----- Provided material

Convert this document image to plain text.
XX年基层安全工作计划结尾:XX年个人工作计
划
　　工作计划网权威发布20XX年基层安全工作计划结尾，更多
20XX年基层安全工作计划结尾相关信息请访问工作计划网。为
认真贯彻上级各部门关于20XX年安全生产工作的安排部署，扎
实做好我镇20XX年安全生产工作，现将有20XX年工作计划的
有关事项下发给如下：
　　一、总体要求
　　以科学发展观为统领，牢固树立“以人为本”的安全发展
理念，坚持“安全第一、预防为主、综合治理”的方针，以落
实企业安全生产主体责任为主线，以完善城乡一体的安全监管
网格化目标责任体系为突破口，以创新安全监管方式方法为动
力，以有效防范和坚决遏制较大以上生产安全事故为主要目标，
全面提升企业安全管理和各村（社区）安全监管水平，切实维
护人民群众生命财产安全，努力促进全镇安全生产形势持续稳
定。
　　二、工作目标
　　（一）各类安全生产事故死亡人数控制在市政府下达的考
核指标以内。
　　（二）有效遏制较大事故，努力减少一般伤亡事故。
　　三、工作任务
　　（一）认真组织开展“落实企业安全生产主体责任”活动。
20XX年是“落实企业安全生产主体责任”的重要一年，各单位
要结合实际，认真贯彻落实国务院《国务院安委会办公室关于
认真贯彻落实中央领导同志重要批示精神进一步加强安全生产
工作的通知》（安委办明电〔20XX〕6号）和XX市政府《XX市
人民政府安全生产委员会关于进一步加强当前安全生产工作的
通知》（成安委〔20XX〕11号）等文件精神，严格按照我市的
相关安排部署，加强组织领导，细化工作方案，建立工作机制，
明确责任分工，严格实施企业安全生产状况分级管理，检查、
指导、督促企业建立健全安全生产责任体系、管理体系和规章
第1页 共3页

----------

• Task: Hand back the material above in full, exactly as written.

• Output for this exercise:
Convert this document image to plain text.
XX年基层安全工作计划结尾:XX年个人工作计
划
　　工作计划网权威发布20XX年基层安全工作计划结尾，更多
20XX年基层安全工作计划结尾相关信息请访问工作计划网。为
认真贯彻上级各部门关于20XX年安全生产工作的安排部署，扎
实做好我镇20XX年安全生产工作，现将有20XX年工作计划的
有关事项下发给如下：
　　一、总体要求
　　以科学发展观为统领，牢固树立“以人为本”的安全发展
理念，坚持“安全第一、预防为主、综合治理”的方针，以落
实企业安全生产主体责任为主线，以完善城乡一体的安全监管
网格化目标责任体系为突破口，以创新安全监管方式方法为动
力，以有效防范和坚决遏制较大以上生产安全事故为主要目标，
全面提升企业安全管理和各村（社区）安全监管水平，切实维
护人民群众生命财产安全，努力促进全镇安全生产形势持续稳
定。
　　二、工作目标
　　（一）各类安全生产事故死亡人数控制在市政府下达的考
核指标以内。
　　（二）有效遏制较大事故，努力减少一般伤亡事故。
　　三、工作任务
　　（一）认真组织开展“落实企业安全生产主体责任”活动。
20XX年是“落实企业安全生产主体责任”的重要一年，各单位
要结合实际，认真贯彻落实国务院《国务院安委会办公室关于
认真贯彻落实中央领导同志重要批示精神进一步加强安全生产
工作的通知》（安委办明电〔20XX〕6号）和XX市政府《XX市
人民政府安全生产委员会关于进一步加强当前安全生产工作的
通知》（成安委〔20XX〕11号）等文件精神，严格按照我市的
相关安排部署，加强组织领导，细化工作方案，建立工作机制，
明确责任分工，严格实施企业安全生产状况分级管理，检查、
指导、督促企业建立健全安全生产责任体系、管理体系和规章
第1页 共3页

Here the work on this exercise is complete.